[Dataset records]
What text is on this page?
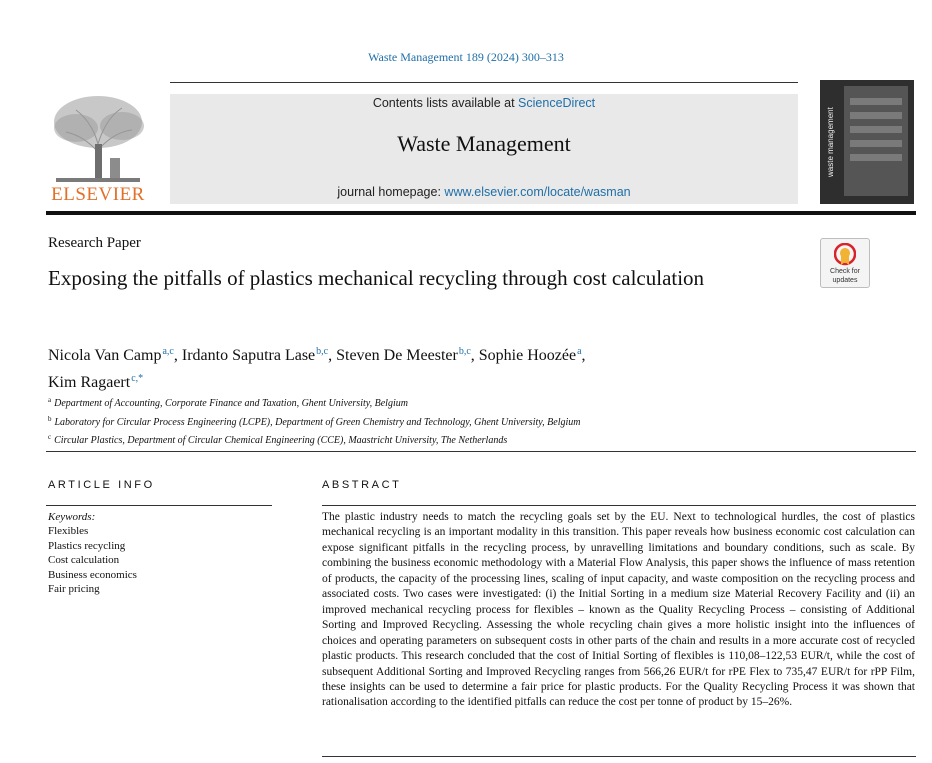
Waste Management 189 (2024) 300–313
ELSEVIER
Contents lists available at ScienceDirect
Waste Management
journal homepage: www.elsevier.com/locate/wasman
waste management
Research Paper
Exposing the pitfalls of plastics mechanical recycling through cost calculation	Check for
updates
Nicola Van Camp$^{a,c}$, Irdanto Saputra Lase$^{b,c}$, Steven De Meester$^{b,c}$, Sophie Hoozée$^a$,
Kim Ragaert$^{c,*}$
$^a$ Department of Accounting, Corporate Finance and Taxation, Ghent University, Belgium
$^b$ Laboratory for Circular Process Engineering (LCPE), Department of Green Chemistry and Technology, Ghent University, Belgium
$^c$ Circular Plastics, Department of Circular Chemical Engineering (CCE), Maastricht University, The Netherlands
ARTICLE INFO	ABSTRACT
Keywords:
Flexibles
Plastics recycling
Cost calculation
Business economics
Fair pricing

The plastic industry needs to match the recycling goals set by the EU. Next to technological hurdles, the cost of plastics mechanical recycling is an important modality in this transition. This paper reveals how business economic cost calculation can expose significant pitfalls in the recycling process, by unravelling limitations and boundary conditions, such as scale. By combining the business economic methodology with a Material Flow Analysis, this paper shows the influence of mass retention of products, the capacity of the processing lines, scaling of input capacity, and waste composition on the recycling process and associated costs. Two cases were investigated: (i) the Initial Sorting in a medium size Material Recovery Facility and (ii) an improved mechanical recycling process for flexibles – known as the Quality Recycling Process – consisting of Additional Sorting and Improved Recycling. Assessing the whole recycling chain gives a more holistic insight into the influences of choices and operating parameters on subsequent costs in other parts of the chain and results in a more accurate cost of recycled plastic products. This research concluded that the cost of Initial Sorting of flexibles is 110,08–122,53 EUR/t, while the cost of subsequent Additional Sorting and Improved Recycling ranges from 566,26 EUR/t for rPE Flex to 735,47 EUR/t for rPP Film, these insights can be used to determine a fair price for plastic products. For the Quality Recycling Process it was shown that rationalisation according to the identified pitfalls can reduce the cost per tonne of product by 15–26%.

GIVEN INSTRUCTION:
Copy out the records above in full, exactly as written, but not the pictures.

THE COMPLETED TASK:
What text is on this page?
Waste Management 189 (2024) 300–313
ELSEVIER
Contents lists available at ScienceDirect
Waste Management
journal homepage: www.elsevier.com/locate/wasman
waste management
Research Paper
Exposing the pitfalls of plastics mechanical recycling through cost calculation	Check for
updates
Nicola Van Camp$^{a,c}$, Irdanto Saputra Lase$^{b,c}$, Steven De Meester$^{b,c}$, Sophie Hoozée$^a$,
Kim Ragaert$^{c,*}$
$^a$ Department of Accounting, Corporate Finance and Taxation, Ghent University, Belgium
$^b$ Laboratory for Circular Process Engineering (LCPE), Department of Green Chemistry and Technology, Ghent University, Belgium
$^c$ Circular Plastics, Department of Circular Chemical Engineering (CCE), Maastricht University, The Netherlands
ARTICLE INFO	ABSTRACT
Keywords:
Flexibles
Plastics recycling
Cost calculation
Business economics
Fair pricing

The plastic industry needs to match the recycling goals set by the EU. Next to technological hurdles, the cost of plastics mechanical recycling is an important modality in this transition. This paper reveals how business economic cost calculation can expose significant pitfalls in the recycling process, by unravelling limitations and boundary conditions, such as scale. By combining the business economic methodology with a Material Flow Analysis, this paper shows the influence of mass retention of products, the capacity of the processing lines, scaling of input capacity, and waste composition on the recycling process and associated costs. Two cases were investigated: (i) the Initial Sorting in a medium size Material Recovery Facility and (ii) an improved mechanical recycling process for flexibles – known as the Quality Recycling Process – consisting of Additional Sorting and Improved Recycling. Assessing the whole recycling chain gives a more holistic insight into the influences of choices and operating parameters on subsequent costs in other parts of the chain and results in a more accurate cost of recycled plastic products. This research concluded that the cost of Initial Sorting of flexibles is 110,08–122,53 EUR/t, while the cost of subsequent Additional Sorting and Improved Recycling ranges from 566,26 EUR/t for rPE Flex to 735,47 EUR/t for rPP Film, these insights can be used to determine a fair price for plastic products. For the Quality Recycling Process it was shown that rationalisation according to the identified pitfalls can reduce the cost per tonne of product by 15–26%.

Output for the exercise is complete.